* START Data lines *
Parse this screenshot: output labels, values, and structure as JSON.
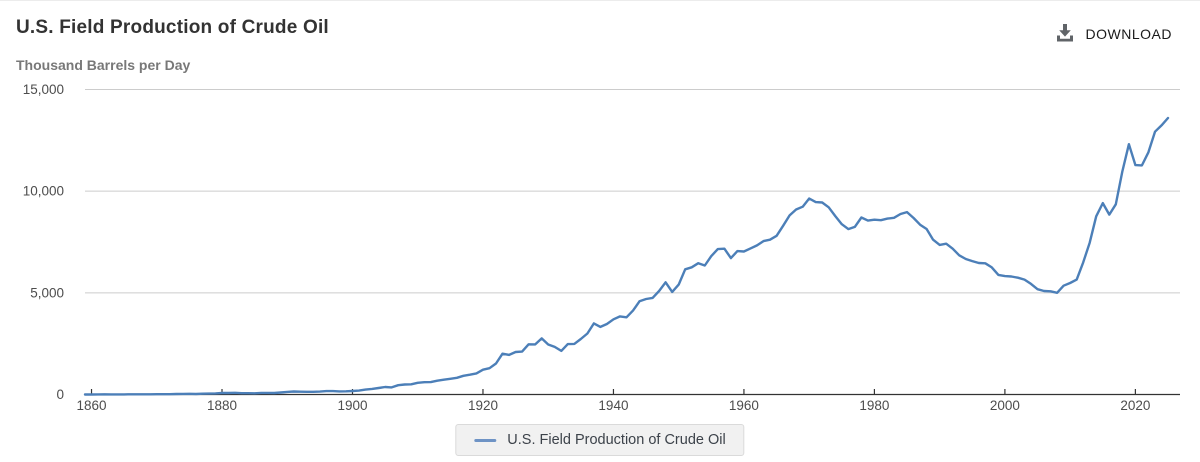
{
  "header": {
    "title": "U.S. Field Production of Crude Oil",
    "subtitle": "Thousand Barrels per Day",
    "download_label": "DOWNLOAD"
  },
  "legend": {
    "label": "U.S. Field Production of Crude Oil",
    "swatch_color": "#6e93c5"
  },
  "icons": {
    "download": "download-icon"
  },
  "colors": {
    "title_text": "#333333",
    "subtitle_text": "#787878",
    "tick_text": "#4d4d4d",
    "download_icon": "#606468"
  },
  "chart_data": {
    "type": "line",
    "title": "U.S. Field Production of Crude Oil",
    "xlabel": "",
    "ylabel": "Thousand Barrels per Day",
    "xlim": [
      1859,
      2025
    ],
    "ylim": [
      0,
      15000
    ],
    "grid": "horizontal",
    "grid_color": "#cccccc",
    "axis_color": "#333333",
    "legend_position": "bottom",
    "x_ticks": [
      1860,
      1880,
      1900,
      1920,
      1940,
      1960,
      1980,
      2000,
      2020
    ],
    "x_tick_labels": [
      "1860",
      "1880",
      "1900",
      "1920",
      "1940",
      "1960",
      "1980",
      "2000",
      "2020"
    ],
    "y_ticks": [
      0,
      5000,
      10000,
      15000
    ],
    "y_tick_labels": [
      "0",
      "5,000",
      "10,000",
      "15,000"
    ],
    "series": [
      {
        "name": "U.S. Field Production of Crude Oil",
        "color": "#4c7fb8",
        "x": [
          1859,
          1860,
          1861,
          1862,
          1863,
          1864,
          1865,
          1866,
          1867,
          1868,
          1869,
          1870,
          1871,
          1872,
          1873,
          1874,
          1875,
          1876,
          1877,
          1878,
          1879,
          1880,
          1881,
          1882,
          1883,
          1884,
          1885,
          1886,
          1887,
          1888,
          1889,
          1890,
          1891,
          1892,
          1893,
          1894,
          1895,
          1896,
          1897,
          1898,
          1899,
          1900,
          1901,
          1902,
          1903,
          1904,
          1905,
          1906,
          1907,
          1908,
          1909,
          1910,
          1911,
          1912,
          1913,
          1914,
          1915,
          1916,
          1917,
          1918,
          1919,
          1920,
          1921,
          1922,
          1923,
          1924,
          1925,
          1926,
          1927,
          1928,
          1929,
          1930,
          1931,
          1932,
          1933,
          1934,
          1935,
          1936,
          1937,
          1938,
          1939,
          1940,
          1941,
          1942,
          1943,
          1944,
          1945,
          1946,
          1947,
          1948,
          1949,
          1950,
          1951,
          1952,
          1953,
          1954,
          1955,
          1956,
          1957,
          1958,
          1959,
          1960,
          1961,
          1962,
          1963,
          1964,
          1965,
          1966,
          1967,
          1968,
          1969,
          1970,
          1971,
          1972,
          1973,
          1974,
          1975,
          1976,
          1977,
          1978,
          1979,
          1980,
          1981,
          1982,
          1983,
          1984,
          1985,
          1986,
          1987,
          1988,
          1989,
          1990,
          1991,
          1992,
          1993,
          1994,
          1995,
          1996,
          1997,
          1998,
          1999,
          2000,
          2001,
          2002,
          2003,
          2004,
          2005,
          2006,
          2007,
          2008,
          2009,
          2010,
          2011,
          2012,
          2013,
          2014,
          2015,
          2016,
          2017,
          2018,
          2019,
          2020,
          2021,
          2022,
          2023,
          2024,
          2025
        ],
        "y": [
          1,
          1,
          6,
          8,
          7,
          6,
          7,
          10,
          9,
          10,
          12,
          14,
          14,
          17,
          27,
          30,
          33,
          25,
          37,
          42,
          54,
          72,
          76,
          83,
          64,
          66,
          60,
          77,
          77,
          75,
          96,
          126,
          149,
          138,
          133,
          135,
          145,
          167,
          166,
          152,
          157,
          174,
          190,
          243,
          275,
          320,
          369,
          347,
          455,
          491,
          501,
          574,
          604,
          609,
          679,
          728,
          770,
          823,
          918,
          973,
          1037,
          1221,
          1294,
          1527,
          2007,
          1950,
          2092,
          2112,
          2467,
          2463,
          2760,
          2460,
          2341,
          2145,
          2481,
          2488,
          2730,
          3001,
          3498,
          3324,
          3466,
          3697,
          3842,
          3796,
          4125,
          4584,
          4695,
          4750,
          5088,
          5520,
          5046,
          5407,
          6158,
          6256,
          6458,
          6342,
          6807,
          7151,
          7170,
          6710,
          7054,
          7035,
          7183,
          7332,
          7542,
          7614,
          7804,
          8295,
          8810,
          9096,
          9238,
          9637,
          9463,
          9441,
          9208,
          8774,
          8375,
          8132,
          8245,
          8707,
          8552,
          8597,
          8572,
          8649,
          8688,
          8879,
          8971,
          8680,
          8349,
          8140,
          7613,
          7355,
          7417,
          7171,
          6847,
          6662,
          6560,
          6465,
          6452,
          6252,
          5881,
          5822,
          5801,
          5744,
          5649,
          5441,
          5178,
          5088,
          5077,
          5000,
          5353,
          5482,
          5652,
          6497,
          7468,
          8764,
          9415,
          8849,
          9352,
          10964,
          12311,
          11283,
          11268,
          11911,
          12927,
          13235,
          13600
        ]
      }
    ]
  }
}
* END Data lines *
* _Problem_
Reproduce every entry exactly, but omit each picture.

* _Exercise solution_
Parse this screenshot: output labels, values, and structure as JSON.
{
  "header": {
    "title": "U.S. Field Production of Crude Oil",
    "subtitle": "Thousand Barrels per Day",
    "download_label": "DOWNLOAD"
  },
  "legend": {
    "label": "U.S. Field Production of Crude Oil",
    "swatch_color": "#6e93c5"
  },
  "icons": {
    "download": "download-icon"
  },
  "colors": {
    "title_text": "#333333",
    "subtitle_text": "#787878",
    "tick_text": "#4d4d4d",
    "download_icon": "#606468"
  },
  "chart_data": {
    "type": "line",
    "title": "U.S. Field Production of Crude Oil",
    "xlabel": "",
    "ylabel": "Thousand Barrels per Day",
    "xlim": [
      1859,
      2025
    ],
    "ylim": [
      0,
      15000
    ],
    "grid": "horizontal",
    "grid_color": "#cccccc",
    "axis_color": "#333333",
    "legend_position": "bottom",
    "x_ticks": [
      1860,
      1880,
      1900,
      1920,
      1940,
      1960,
      1980,
      2000,
      2020
    ],
    "x_tick_labels": [
      "1860",
      "1880",
      "1900",
      "1920",
      "1940",
      "1960",
      "1980",
      "2000",
      "2020"
    ],
    "y_ticks": [
      0,
      5000,
      10000,
      15000
    ],
    "y_tick_labels": [
      "0",
      "5,000",
      "10,000",
      "15,000"
    ],
    "series": [
      {
        "name": "U.S. Field Production of Crude Oil",
        "color": "#4c7fb8",
        "x": [
          1859,
          1860,
          1861,
          1862,
          1863,
          1864,
          1865,
          1866,
          1867,
          1868,
          1869,
          1870,
          1871,
          1872,
          1873,
          1874,
          1875,
          1876,
          1877,
          1878,
          1879,
          1880,
          1881,
          1882,
          1883,
          1884,
          1885,
          1886,
          1887,
          1888,
          1889,
          1890,
          1891,
          1892,
          1893,
          1894,
          1895,
          1896,
          1897,
          1898,
          1899,
          1900,
          1901,
          1902,
          1903,
          1904,
          1905,
          1906,
          1907,
          1908,
          1909,
          1910,
          1911,
          1912,
          1913,
          1914,
          1915,
          1916,
          1917,
          1918,
          1919,
          1920,
          1921,
          1922,
          1923,
          1924,
          1925,
          1926,
          1927,
          1928,
          1929,
          1930,
          1931,
          1932,
          1933,
          1934,
          1935,
          1936,
          1937,
          1938,
          1939,
          1940,
          1941,
          1942,
          1943,
          1944,
          1945,
          1946,
          1947,
          1948,
          1949,
          1950,
          1951,
          1952,
          1953,
          1954,
          1955,
          1956,
          1957,
          1958,
          1959,
          1960,
          1961,
          1962,
          1963,
          1964,
          1965,
          1966,
          1967,
          1968,
          1969,
          1970,
          1971,
          1972,
          1973,
          1974,
          1975,
          1976,
          1977,
          1978,
          1979,
          1980,
          1981,
          1982,
          1983,
          1984,
          1985,
          1986,
          1987,
          1988,
          1989,
          1990,
          1991,
          1992,
          1993,
          1994,
          1995,
          1996,
          1997,
          1998,
          1999,
          2000,
          2001,
          2002,
          2003,
          2004,
          2005,
          2006,
          2007,
          2008,
          2009,
          2010,
          2011,
          2012,
          2013,
          2014,
          2015,
          2016,
          2017,
          2018,
          2019,
          2020,
          2021,
          2022,
          2023,
          2024,
          2025
        ],
        "y": [
          1,
          1,
          6,
          8,
          7,
          6,
          7,
          10,
          9,
          10,
          12,
          14,
          14,
          17,
          27,
          30,
          33,
          25,
          37,
          42,
          54,
          72,
          76,
          83,
          64,
          66,
          60,
          77,
          77,
          75,
          96,
          126,
          149,
          138,
          133,
          135,
          145,
          167,
          166,
          152,
          157,
          174,
          190,
          243,
          275,
          320,
          369,
          347,
          455,
          491,
          501,
          574,
          604,
          609,
          679,
          728,
          770,
          823,
          918,
          973,
          1037,
          1221,
          1294,
          1527,
          2007,
          1950,
          2092,
          2112,
          2467,
          2463,
          2760,
          2460,
          2341,
          2145,
          2481,
          2488,
          2730,
          3001,
          3498,
          3324,
          3466,
          3697,
          3842,
          3796,
          4125,
          4584,
          4695,
          4750,
          5088,
          5520,
          5046,
          5407,
          6158,
          6256,
          6458,
          6342,
          6807,
          7151,
          7170,
          6710,
          7054,
          7035,
          7183,
          7332,
          7542,
          7614,
          7804,
          8295,
          8810,
          9096,
          9238,
          9637,
          9463,
          9441,
          9208,
          8774,
          8375,
          8132,
          8245,
          8707,
          8552,
          8597,
          8572,
          8649,
          8688,
          8879,
          8971,
          8680,
          8349,
          8140,
          7613,
          7355,
          7417,
          7171,
          6847,
          6662,
          6560,
          6465,
          6452,
          6252,
          5881,
          5822,
          5801,
          5744,
          5649,
          5441,
          5178,
          5088,
          5077,
          5000,
          5353,
          5482,
          5652,
          6497,
          7468,
          8764,
          9415,
          8849,
          9352,
          10964,
          12311,
          11283,
          11268,
          11911,
          12927,
          13235,
          13600
        ]
      }
    ]
  }
}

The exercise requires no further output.